Task goal: Please copy all the lines that follow, word for word.

+++++

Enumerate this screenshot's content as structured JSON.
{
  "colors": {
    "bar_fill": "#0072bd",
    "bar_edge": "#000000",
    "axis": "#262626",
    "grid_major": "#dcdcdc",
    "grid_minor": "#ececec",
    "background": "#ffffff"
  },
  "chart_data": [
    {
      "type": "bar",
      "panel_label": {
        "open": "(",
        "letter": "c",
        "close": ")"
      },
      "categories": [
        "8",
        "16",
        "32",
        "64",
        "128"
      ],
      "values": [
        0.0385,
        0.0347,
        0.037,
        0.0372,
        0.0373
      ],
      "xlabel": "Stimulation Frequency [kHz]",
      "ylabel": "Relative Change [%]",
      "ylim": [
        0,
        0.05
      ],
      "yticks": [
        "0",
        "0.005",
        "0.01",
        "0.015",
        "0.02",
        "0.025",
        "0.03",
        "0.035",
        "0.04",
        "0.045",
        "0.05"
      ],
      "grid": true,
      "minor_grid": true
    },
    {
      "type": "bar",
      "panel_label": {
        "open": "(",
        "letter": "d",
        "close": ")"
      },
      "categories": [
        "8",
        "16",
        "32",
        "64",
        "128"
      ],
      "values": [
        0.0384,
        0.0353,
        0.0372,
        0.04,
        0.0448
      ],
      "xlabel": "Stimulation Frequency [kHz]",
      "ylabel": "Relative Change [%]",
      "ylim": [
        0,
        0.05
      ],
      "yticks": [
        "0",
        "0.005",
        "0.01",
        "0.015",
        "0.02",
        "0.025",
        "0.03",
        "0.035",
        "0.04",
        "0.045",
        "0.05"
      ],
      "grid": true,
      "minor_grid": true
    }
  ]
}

+++++

Exercise response:
Enumerate this screenshot's content as structured JSON.
{
  "colors": {
    "bar_fill": "#0072bd",
    "bar_edge": "#000000",
    "axis": "#262626",
    "grid_major": "#dcdcdc",
    "grid_minor": "#ececec",
    "background": "#ffffff"
  },
  "chart_data": [
    {
      "type": "bar",
      "panel_label": {
        "open": "(",
        "letter": "c",
        "close": ")"
      },
      "categories": [
        "8",
        "16",
        "32",
        "64",
        "128"
      ],
      "values": [
        0.0385,
        0.0347,
        0.037,
        0.0372,
        0.0373
      ],
      "xlabel": "Stimulation Frequency [kHz]",
      "ylabel": "Relative Change [%]",
      "ylim": [
        0,
        0.05
      ],
      "yticks": [
        "0",
        "0.005",
        "0.01",
        "0.015",
        "0.02",
        "0.025",
        "0.03",
        "0.035",
        "0.04",
        "0.045",
        "0.05"
      ],
      "grid": true,
      "minor_grid": true
    },
    {
      "type": "bar",
      "panel_label": {
        "open": "(",
        "letter": "d",
        "close": ")"
      },
      "categories": [
        "8",
        "16",
        "32",
        "64",
        "128"
      ],
      "values": [
        0.0384,
        0.0353,
        0.0372,
        0.04,
        0.0448
      ],
      "xlabel": "Stimulation Frequency [kHz]",
      "ylabel": "Relative Change [%]",
      "ylim": [
        0,
        0.05
      ],
      "yticks": [
        "0",
        "0.005",
        "0.01",
        "0.015",
        "0.02",
        "0.025",
        "0.03",
        "0.035",
        "0.04",
        "0.045",
        "0.05"
      ],
      "grid": true,
      "minor_grid": true
    }
  ]
}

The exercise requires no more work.